**EXERCISE TEXT**
Accessibility

The accessibility chart below provides an overview of services and facilities that are available for Prospect Park Zoo guests with disabilities. Please consult the current map, distributed at the entrance gates, for additional park information and schedules.


CONSISTENT WITH NY STATE AND CDC GUIDANCE, masks are optional for guests who are fully vaccinated. While we do not require proof of vaccination, we expect guests who are unvaccinated or not fully vaccinated to continue wearing face coverings in all indoor locations, and outdoor areas where social distancing can’t be maintained. WCS recognizes that some guests may have a disability that may limit their ability to wear a mask.

Current accommodations include:

  • For those unvaccinated guests with a medical condition that prevents them from wearing a cloth mask, they can use a face shield as an appropriate alternative face covering for their visit;
  • For those unvaccinated guests who are unable to wear a mask or face shield during their visit, as recommended by the CDC, those guests should act to maintain physical distance of 6 feet or more from unrelated guests.

For additional questions, or assistance with visit planning, please contact Guest Relations - guestrelations@wcs.org, 718-220-5103.


The Zoo's accessible entrance is at Children's Corner, located at the south end of the park, adjacent to the Carousel and Lefferts Historic House. The Zoo entry on Flatbush Ave. has a long flight of stairs.

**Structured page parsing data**
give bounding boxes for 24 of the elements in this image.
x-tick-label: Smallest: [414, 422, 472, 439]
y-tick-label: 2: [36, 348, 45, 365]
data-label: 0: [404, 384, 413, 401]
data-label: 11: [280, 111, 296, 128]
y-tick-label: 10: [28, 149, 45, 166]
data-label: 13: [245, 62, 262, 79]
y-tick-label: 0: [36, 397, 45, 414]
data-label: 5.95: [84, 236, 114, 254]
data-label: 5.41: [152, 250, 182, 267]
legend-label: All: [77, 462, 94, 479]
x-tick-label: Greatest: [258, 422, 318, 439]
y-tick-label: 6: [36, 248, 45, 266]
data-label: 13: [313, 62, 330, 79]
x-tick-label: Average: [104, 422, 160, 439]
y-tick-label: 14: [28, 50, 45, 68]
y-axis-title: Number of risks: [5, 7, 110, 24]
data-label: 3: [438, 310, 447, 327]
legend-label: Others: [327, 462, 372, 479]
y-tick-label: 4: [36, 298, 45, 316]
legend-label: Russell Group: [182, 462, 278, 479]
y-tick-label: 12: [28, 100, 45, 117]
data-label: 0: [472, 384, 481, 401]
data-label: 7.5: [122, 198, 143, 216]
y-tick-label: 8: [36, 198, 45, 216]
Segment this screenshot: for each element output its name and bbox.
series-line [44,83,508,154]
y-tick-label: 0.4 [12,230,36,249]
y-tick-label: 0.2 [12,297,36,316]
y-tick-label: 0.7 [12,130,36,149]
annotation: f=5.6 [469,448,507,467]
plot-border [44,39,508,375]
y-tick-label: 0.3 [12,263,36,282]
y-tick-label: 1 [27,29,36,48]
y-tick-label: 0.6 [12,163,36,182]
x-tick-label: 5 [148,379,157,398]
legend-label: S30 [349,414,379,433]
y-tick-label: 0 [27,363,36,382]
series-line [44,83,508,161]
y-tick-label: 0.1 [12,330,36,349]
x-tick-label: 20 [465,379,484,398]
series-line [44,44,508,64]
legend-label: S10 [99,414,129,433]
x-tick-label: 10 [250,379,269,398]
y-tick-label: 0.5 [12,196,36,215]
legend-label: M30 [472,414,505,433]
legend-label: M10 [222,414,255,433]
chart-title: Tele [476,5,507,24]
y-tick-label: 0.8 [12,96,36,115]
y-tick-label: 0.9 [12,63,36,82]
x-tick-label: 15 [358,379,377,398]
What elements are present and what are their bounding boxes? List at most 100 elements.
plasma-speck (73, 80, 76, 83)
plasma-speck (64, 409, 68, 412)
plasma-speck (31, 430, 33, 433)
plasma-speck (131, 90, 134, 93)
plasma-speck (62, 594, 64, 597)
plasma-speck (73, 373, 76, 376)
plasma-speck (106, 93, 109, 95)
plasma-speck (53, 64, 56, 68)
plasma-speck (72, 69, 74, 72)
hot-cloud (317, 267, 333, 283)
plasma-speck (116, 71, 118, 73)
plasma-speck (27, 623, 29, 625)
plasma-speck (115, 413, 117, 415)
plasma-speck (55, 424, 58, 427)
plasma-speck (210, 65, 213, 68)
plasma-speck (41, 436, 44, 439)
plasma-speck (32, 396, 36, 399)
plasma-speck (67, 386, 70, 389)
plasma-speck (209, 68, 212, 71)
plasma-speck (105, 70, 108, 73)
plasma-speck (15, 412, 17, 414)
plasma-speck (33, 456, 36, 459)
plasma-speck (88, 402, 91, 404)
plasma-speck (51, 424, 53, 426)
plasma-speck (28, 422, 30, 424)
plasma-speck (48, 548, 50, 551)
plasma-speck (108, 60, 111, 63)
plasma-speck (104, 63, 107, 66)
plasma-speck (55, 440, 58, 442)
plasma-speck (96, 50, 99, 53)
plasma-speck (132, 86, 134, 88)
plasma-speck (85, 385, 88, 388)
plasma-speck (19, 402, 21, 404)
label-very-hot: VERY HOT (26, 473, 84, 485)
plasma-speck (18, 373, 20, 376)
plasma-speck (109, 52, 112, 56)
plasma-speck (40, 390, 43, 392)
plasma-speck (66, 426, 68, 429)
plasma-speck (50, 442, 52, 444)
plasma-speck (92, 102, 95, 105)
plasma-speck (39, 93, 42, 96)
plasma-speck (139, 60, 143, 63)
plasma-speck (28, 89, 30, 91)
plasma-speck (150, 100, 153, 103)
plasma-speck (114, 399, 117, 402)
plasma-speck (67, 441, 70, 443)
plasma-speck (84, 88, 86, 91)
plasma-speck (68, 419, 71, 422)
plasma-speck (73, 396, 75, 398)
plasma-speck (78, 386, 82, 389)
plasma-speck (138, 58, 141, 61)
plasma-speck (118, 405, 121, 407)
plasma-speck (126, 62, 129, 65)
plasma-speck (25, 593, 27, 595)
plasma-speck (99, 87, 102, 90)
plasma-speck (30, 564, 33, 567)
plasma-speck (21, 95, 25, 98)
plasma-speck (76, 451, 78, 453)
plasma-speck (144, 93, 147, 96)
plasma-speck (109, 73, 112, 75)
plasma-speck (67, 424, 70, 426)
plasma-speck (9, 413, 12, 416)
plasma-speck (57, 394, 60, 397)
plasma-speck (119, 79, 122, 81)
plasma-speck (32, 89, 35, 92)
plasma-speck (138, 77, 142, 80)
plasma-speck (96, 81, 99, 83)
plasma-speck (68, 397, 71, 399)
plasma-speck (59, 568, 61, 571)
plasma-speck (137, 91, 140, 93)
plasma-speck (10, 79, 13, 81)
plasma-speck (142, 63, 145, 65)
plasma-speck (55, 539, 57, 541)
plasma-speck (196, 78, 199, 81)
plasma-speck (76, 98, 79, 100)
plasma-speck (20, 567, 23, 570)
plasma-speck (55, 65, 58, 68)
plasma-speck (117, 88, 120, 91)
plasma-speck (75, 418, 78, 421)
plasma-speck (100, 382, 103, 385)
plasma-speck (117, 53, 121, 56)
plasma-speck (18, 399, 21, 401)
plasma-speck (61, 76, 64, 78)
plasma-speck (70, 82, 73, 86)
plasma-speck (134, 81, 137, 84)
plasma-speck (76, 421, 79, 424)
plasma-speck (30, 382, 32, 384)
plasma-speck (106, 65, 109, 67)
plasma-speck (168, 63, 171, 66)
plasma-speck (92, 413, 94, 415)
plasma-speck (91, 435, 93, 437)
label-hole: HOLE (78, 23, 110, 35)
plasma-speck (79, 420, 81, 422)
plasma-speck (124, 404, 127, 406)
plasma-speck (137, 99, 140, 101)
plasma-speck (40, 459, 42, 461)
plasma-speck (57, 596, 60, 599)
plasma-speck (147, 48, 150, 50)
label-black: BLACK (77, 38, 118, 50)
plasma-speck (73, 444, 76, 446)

**WHAT IS REQUIRED**
Return the part of the Prospect Park Zoo accessibility text from "The accessibility chart" to "information and schedules.", copied word for word.

**TASK OUTPUT**
The accessibility chart below provides an overview of services and facilities that are available for Prospect Park Zoo guests with disabilities. Please consult the current map, distributed at the entrance gates, for additional park information and schedules.